** Data under study follows **

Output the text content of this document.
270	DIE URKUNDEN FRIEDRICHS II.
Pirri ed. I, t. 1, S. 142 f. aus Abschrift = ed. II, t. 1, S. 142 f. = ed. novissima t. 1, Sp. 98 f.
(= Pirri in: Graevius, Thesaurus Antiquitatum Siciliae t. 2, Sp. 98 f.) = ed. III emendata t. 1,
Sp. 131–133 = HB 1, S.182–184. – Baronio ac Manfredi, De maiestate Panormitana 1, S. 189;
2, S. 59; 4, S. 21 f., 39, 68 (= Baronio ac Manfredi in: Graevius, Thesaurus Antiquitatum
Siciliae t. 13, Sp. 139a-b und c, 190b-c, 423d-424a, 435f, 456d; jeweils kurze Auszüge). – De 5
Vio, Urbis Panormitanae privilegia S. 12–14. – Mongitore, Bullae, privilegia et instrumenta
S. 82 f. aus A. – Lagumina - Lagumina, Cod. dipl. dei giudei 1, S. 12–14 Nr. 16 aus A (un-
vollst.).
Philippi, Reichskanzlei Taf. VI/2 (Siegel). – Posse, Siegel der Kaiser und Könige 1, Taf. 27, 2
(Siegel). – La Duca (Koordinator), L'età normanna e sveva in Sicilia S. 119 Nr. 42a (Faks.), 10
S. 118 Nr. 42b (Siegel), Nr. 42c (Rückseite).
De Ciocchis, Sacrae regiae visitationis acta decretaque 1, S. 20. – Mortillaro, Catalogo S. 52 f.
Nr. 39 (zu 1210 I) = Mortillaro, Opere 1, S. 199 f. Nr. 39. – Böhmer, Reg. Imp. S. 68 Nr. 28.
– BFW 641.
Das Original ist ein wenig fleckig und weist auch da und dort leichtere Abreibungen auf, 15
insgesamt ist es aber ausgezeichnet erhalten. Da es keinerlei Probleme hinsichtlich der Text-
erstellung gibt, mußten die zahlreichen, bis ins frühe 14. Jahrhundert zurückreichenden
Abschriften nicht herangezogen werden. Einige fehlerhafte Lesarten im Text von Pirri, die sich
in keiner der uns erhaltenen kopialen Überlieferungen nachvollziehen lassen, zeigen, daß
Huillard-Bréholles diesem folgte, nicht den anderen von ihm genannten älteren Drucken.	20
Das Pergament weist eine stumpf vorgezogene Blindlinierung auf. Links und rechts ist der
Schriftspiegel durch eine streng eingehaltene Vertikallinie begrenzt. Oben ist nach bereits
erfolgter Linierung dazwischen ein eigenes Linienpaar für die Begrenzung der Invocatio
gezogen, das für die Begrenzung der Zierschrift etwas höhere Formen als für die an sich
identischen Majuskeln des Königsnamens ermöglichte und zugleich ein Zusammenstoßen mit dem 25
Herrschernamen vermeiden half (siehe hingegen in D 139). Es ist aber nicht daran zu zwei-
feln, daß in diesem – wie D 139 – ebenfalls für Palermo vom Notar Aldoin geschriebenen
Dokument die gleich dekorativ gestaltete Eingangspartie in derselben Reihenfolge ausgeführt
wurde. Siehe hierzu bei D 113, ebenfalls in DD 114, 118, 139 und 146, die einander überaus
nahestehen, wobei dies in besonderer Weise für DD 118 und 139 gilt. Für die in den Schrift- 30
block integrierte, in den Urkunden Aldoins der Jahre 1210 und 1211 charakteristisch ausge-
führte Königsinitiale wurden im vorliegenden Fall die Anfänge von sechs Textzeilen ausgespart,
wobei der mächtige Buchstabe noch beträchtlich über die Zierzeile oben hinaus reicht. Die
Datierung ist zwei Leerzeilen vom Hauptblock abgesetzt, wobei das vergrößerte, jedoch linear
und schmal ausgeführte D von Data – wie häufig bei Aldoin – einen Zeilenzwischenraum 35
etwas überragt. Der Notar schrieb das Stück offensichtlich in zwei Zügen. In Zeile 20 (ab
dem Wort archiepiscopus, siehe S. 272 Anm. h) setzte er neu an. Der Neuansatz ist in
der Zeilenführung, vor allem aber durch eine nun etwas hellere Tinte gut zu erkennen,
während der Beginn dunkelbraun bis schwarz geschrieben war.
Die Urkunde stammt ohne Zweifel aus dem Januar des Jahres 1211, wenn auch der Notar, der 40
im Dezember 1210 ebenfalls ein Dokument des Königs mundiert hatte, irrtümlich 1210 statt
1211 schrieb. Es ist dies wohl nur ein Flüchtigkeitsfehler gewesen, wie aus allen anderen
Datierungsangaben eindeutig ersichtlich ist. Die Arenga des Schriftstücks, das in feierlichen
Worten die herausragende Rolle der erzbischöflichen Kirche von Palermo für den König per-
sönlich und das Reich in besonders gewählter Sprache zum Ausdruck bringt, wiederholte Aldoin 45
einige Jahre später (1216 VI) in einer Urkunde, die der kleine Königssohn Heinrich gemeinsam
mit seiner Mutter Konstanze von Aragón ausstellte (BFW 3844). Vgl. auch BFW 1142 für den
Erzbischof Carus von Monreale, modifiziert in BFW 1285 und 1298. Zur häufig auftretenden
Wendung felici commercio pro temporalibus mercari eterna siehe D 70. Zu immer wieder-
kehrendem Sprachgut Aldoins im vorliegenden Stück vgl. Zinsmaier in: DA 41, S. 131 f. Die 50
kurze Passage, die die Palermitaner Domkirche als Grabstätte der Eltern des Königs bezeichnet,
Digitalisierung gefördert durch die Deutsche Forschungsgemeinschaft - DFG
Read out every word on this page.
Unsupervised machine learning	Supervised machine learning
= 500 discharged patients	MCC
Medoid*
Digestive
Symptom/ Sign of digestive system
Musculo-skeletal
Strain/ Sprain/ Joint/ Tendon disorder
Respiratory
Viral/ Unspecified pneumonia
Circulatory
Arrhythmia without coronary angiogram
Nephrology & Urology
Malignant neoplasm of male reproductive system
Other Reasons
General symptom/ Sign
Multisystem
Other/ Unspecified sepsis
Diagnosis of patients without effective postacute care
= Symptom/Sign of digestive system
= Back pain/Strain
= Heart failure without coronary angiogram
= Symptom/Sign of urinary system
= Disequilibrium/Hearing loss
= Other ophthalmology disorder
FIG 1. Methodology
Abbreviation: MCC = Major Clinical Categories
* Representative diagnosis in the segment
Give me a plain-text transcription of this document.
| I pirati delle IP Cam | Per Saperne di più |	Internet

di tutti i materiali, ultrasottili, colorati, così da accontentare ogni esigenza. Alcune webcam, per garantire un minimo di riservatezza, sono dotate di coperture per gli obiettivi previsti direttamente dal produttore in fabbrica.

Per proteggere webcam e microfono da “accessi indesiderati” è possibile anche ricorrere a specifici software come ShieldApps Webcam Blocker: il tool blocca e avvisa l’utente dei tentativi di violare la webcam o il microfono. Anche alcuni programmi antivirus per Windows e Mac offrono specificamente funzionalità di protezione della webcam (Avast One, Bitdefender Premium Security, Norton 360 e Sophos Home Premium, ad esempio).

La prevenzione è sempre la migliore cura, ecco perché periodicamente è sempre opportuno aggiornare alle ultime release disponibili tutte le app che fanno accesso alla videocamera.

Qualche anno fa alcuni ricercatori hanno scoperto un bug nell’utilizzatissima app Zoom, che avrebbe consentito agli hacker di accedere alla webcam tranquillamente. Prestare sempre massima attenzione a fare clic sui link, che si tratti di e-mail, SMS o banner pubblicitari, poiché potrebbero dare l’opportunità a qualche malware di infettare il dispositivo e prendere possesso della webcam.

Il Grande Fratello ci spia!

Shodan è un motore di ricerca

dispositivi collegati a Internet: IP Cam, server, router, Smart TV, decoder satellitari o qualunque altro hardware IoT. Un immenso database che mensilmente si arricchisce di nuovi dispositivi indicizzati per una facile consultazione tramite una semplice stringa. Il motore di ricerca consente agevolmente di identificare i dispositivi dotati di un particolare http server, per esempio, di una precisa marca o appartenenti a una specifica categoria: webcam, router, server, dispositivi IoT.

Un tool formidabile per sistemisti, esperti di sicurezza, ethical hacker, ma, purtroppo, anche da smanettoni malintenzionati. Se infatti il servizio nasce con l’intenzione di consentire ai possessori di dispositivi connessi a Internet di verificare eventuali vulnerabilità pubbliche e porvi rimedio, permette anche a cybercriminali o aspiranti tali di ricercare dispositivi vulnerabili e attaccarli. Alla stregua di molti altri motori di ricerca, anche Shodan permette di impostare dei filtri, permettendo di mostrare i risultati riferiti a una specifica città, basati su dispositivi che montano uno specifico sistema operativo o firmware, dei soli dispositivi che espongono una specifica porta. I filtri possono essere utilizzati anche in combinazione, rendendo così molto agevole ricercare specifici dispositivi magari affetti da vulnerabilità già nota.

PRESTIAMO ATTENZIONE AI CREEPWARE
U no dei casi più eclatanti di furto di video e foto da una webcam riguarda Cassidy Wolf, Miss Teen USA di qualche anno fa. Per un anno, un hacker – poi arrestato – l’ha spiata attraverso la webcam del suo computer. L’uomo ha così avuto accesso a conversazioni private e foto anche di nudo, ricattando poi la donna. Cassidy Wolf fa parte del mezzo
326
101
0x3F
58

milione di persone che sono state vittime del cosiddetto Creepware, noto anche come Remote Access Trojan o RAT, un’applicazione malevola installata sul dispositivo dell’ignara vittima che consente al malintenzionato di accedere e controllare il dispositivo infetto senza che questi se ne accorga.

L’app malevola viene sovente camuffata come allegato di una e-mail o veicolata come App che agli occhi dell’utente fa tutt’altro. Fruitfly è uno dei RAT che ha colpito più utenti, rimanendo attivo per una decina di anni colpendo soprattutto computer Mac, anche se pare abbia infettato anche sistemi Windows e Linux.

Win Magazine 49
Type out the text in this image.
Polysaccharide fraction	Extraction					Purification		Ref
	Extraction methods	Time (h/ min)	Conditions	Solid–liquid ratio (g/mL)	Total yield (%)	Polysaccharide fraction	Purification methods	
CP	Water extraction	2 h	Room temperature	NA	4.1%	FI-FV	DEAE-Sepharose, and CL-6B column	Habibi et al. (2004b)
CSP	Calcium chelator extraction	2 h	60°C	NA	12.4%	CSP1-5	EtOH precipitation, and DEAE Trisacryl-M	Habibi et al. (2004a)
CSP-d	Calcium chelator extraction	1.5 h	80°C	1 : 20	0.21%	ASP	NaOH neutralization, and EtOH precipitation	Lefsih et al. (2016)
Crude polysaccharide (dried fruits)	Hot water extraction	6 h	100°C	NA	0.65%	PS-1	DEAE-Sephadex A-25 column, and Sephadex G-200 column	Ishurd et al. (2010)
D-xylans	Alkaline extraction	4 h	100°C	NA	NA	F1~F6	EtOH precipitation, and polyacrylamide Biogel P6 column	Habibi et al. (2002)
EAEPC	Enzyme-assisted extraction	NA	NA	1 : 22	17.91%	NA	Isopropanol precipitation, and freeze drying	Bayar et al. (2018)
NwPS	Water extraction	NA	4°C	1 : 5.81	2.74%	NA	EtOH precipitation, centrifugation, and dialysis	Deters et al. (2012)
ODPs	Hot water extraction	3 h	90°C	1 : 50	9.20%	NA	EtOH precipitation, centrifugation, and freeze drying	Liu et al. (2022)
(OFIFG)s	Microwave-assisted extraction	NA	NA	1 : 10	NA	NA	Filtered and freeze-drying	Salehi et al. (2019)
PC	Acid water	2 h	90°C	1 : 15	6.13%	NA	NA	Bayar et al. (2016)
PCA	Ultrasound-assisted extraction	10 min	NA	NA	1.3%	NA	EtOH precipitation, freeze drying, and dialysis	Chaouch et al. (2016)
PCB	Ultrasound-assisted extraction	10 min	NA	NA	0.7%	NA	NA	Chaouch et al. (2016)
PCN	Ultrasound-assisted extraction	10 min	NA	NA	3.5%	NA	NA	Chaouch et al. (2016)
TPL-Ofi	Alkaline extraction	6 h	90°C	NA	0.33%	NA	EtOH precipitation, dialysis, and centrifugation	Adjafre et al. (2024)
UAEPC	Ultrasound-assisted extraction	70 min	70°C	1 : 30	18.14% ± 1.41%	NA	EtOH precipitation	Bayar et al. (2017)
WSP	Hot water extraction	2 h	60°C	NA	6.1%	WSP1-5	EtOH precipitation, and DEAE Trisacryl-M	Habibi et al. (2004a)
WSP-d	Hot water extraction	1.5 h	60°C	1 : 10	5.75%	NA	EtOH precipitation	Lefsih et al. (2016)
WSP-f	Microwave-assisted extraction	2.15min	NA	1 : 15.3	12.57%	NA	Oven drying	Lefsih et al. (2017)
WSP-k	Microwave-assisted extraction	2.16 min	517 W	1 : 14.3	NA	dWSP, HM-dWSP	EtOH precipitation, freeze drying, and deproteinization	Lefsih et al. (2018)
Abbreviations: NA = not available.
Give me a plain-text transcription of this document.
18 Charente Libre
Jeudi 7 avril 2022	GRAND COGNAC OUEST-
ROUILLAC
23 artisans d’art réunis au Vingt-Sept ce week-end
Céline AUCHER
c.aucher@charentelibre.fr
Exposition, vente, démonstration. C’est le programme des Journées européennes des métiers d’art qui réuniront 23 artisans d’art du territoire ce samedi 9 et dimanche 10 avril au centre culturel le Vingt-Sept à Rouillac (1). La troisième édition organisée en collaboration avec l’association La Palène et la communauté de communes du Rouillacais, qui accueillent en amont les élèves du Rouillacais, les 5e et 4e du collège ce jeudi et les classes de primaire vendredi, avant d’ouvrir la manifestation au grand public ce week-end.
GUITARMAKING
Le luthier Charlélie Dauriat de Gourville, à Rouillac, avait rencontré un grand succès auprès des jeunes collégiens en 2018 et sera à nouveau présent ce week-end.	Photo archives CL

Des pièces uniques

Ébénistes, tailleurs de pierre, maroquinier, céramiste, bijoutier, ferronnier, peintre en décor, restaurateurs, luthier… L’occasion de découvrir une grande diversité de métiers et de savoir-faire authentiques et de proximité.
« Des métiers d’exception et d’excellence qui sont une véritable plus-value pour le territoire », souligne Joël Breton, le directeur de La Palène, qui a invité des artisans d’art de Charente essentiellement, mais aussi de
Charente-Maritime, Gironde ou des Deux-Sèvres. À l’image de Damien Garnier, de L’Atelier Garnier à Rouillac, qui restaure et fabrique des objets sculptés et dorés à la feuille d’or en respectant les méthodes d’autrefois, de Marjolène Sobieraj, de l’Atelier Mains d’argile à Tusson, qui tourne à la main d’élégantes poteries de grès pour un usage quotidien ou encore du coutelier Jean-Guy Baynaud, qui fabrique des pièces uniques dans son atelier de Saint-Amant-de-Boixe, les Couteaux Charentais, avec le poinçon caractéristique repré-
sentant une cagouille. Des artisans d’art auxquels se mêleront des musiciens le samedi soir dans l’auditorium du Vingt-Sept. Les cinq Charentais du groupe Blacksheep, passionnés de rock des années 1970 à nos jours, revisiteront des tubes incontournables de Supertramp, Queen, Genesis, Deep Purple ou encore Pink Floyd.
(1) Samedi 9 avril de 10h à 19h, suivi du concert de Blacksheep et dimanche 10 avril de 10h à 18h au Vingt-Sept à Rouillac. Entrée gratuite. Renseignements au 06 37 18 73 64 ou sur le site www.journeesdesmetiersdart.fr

** End of Data under study **

- [What you have to do]: What is the number of lines in the listing that hold "Calcium"? Give that number and nothing more.

- [Exercise output]: 2